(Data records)
◇ ◇ ◇ ◇
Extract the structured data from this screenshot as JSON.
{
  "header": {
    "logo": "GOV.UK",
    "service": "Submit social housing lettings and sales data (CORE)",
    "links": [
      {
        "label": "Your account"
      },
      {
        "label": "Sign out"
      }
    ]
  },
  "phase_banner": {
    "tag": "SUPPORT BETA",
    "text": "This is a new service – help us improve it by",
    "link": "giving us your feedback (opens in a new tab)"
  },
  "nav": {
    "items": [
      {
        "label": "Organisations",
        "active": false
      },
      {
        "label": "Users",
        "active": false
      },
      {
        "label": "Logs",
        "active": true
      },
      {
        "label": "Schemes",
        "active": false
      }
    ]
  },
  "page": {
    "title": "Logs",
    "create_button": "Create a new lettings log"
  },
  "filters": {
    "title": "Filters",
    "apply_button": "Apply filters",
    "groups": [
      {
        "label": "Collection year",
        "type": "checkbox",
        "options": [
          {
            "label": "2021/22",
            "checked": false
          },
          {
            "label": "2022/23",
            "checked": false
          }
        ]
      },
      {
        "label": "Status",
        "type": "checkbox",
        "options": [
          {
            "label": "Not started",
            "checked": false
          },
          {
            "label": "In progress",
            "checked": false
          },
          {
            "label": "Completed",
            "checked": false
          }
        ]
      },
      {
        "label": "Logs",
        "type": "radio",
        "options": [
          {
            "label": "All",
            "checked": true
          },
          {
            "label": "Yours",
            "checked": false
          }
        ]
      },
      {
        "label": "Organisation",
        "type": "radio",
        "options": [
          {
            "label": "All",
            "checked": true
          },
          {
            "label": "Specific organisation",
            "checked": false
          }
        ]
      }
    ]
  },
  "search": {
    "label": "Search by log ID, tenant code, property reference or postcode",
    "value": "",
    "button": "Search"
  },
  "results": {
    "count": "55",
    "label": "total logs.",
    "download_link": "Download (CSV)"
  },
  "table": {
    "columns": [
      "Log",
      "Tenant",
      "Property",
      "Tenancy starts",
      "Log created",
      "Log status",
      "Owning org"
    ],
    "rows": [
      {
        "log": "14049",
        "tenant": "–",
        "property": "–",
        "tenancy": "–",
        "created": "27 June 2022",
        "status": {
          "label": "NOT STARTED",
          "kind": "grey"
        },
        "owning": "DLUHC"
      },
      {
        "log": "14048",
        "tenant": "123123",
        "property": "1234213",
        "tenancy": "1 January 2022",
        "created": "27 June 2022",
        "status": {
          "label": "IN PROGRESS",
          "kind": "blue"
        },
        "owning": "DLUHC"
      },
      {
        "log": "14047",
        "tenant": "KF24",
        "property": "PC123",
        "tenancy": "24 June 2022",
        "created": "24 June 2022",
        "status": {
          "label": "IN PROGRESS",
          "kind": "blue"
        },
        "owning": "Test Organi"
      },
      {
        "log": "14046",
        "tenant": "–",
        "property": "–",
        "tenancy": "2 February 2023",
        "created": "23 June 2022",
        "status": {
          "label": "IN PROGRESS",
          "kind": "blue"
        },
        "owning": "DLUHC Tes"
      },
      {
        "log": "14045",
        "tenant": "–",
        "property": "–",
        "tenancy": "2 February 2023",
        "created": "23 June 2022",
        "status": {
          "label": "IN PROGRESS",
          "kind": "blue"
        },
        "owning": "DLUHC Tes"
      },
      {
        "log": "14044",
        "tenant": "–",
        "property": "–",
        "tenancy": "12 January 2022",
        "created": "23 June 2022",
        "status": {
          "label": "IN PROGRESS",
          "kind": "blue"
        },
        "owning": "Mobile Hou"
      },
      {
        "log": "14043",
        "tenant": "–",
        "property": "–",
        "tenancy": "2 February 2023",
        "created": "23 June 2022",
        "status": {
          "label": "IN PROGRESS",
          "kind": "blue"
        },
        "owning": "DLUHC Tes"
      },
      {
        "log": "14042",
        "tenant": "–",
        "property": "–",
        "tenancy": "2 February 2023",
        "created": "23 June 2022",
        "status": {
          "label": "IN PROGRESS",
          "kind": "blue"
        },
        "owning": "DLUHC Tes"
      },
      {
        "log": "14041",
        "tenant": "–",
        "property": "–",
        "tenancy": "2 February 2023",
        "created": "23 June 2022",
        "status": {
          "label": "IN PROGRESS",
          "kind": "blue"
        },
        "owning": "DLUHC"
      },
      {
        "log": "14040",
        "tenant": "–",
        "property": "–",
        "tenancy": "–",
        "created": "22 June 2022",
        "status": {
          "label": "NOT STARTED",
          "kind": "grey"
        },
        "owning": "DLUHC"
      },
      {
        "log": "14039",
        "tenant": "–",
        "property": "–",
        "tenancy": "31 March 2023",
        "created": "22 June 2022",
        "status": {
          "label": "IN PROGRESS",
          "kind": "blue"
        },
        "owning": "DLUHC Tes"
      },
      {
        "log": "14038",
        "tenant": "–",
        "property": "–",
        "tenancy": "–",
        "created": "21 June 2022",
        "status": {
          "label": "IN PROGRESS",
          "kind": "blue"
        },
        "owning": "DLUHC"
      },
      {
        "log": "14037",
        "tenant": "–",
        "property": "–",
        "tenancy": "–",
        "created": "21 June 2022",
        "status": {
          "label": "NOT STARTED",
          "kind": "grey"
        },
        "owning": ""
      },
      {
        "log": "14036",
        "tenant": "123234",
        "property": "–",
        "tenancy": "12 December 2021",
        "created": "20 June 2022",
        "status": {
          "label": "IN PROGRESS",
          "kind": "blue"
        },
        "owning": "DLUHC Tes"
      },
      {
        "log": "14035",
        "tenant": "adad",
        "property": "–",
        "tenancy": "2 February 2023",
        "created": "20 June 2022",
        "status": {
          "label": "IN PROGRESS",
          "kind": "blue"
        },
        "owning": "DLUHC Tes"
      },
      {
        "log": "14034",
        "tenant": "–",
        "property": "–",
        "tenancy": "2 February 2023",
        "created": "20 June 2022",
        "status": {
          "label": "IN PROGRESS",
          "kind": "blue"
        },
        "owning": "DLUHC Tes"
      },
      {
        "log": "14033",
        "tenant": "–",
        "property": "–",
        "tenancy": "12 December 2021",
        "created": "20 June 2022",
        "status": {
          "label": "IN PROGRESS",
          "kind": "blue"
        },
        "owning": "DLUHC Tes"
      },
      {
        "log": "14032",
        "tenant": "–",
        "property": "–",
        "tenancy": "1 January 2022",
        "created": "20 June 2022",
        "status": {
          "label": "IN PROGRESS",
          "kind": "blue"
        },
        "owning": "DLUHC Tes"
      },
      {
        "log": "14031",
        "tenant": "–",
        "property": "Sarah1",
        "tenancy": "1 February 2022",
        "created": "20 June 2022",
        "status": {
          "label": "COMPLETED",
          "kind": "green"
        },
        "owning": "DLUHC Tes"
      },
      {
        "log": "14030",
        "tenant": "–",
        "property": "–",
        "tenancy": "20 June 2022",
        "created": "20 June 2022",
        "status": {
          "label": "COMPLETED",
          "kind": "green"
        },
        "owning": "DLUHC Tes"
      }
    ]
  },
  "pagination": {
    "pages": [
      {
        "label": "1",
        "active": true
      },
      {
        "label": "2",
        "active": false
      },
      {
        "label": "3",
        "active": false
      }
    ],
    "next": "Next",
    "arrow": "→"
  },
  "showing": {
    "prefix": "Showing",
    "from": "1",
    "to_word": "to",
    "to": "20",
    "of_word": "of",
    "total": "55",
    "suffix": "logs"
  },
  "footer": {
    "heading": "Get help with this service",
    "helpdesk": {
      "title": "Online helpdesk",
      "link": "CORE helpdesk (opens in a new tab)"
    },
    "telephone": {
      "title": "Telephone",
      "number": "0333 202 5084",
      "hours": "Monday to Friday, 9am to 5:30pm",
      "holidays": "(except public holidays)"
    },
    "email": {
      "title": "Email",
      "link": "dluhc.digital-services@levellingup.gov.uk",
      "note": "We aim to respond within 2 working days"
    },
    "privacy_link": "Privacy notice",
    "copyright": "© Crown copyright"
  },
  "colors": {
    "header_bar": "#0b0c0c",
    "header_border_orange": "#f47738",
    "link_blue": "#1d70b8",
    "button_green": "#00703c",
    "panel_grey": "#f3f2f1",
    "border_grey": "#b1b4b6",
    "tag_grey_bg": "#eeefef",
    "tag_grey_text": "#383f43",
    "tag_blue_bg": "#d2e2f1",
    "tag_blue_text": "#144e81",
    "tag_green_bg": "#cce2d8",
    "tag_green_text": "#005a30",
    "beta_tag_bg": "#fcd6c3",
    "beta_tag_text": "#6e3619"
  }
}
◇ ◇ ◇ ◇
- _Exercise requirements_
Using the listing, copy every line where the word "opens" shows up.

- _Exercise answer_
    "link": "giving us your feedback (opens in a new tab)"
      "link": "CORE helpdesk (opens in a new tab)"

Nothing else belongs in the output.